Exercise:
Each entry below should be returned exactly as is, with the pictures removed.

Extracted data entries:
----

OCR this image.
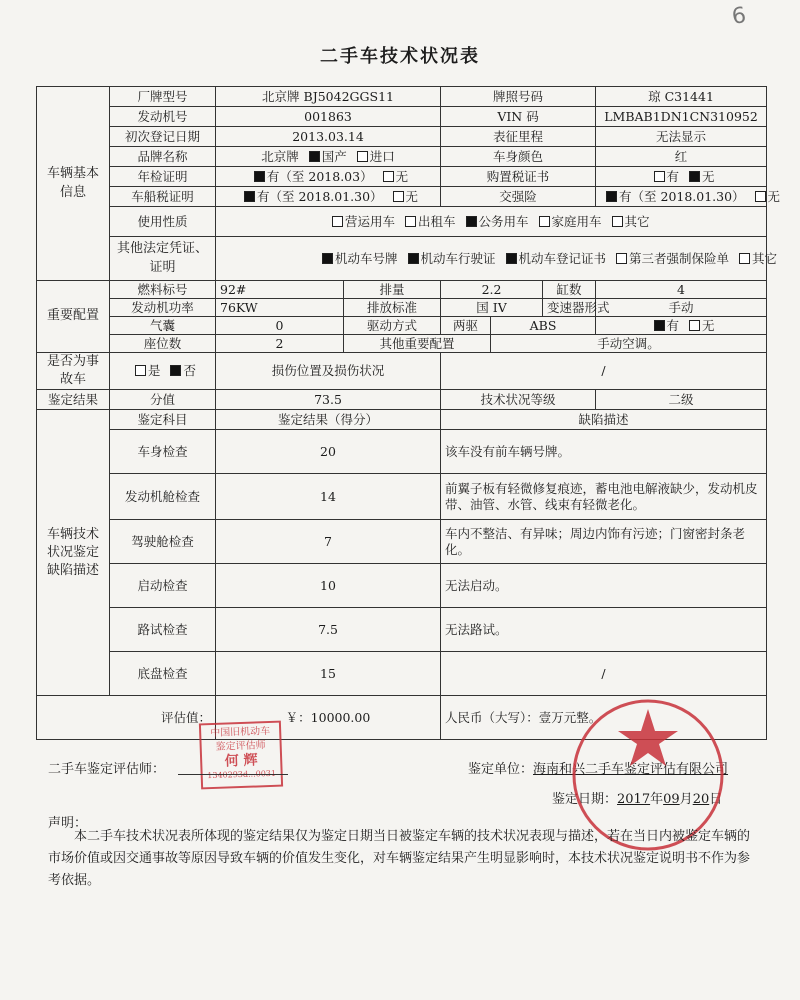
6
二手车技术状况表
车辆基本信息	厂牌型号	北京牌 BJ5042GGS11		牌照号码			琼 C31441
	发动机号	001863		VIN 码			LMBAB1DN1CN310952
	初次登记日期	2013.03.14		表征里程			无法显示
	品牌名称	北京牌 国产 进口		车身颜色			红
	年检证明	有（至 2018.03） 无		购置税证书			有 无
	车船税证明	有（至 2018.01.30） 无		交强险			有（至 2018.01.30） 无
	使用性质	营运用车 出租车 公务用车 家庭用车 其它					
	其他法定凭证、证明	机动车号牌 机动车行驶证 机动车登记证书 第三者强制保险单 其它					
重要配置	燃料标号	92#	排量	2.2		缸数	4
	发动机功率	76KW	排放标准	国 IV		变速器形式	手动
	气囊	0	驱动方式	两驱	ABS		有 无
	座位数	2	其他重要配置		手动空调。		
是否为事故车	是 否	损伤位置及损伤状况		/			
鉴定结果	分值	73.5		技术状况等级			二级
车辆技术状况鉴定缺陷描述	鉴定科目	鉴定结果（得分）		缺陷描述			
	车身检查	20		该车没有前车辆号牌。			
	发动机舱检查	14		前翼子板有轻微修复痕迹，蓄电池电解液缺少，发动机皮带、油管、水管、线束有轻微老化。			
	驾驶舱检查	7		车内不整洁、有异味；周边内饰有污迹；门窗密封条老化。			
	启动检查	10		无法启动。			
	路试检查	7.5		无法路试。			
	底盘检查	15		/			
评估值：		￥：10000.00		人民币（大写）：壹万元整。			
中国旧机动车
鉴定评估师
何 辉
1340293d...0031
二手车鉴定评估师：	鉴定单位：海南和兴二手车鉴定评估有限公司
鉴定日期：2017年09月20日
声明：
本二手车技术状况表所体现的鉴定结果仅为鉴定日期当日被鉴定车辆的技术状况表现与描述，若在当日内被鉴定车辆的市场价值或因交通事故等原因导致车辆的价值发生变化，对车辆鉴定结果产生明显影响时，本技术状况鉴定说明书不作为参考依据。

----

The solution:
OCR this image.
6
二手车技术状况表
车辆基本信息	厂牌型号	北京牌 BJ5042GGS11		牌照号码			琼 C31441
	发动机号	001863		VIN 码			LMBAB1DN1CN310952
	初次登记日期	2013.03.14		表征里程			无法显示
	品牌名称	北京牌 国产 进口		车身颜色			红
	年检证明	有（至 2018.03） 无		购置税证书			有 无
	车船税证明	有（至 2018.01.30） 无		交强险			有（至 2018.01.30） 无
	使用性质	营运用车 出租车 公务用车 家庭用车 其它					
	其他法定凭证、证明	机动车号牌 机动车行驶证 机动车登记证书 第三者强制保险单 其它					
重要配置	燃料标号	92#	排量	2.2		缸数	4
	发动机功率	76KW	排放标准	国 IV		变速器形式	手动
	气囊	0	驱动方式	两驱	ABS		有 无
	座位数	2	其他重要配置		手动空调。		
是否为事故车	是 否	损伤位置及损伤状况		/			
鉴定结果	分值	73.5		技术状况等级			二级
车辆技术状况鉴定缺陷描述	鉴定科目	鉴定结果（得分）		缺陷描述			
	车身检查	20		该车没有前车辆号牌。			
	发动机舱检查	14		前翼子板有轻微修复痕迹，蓄电池电解液缺少，发动机皮带、油管、水管、线束有轻微老化。			
	驾驶舱检查	7		车内不整洁、有异味；周边内饰有污迹；门窗密封条老化。			
	启动检查	10		无法启动。			
	路试检查	7.5		无法路试。			
	底盘检查	15		/			
评估值：		￥：10000.00		人民币（大写）：壹万元整。			
中国旧机动车
鉴定评估师
何 辉
1340293d...0031
二手车鉴定评估师：	鉴定单位：海南和兴二手车鉴定评估有限公司
鉴定日期：2017年09月20日
声明：
本二手车技术状况表所体现的鉴定结果仅为鉴定日期当日被鉴定车辆的技术状况表现与描述，若在当日内被鉴定车辆的市场价值或因交通事故等原因导致车辆的价值发生变化，对车辆鉴定结果产生明显影响时，本技术状况鉴定说明书不作为参考依据。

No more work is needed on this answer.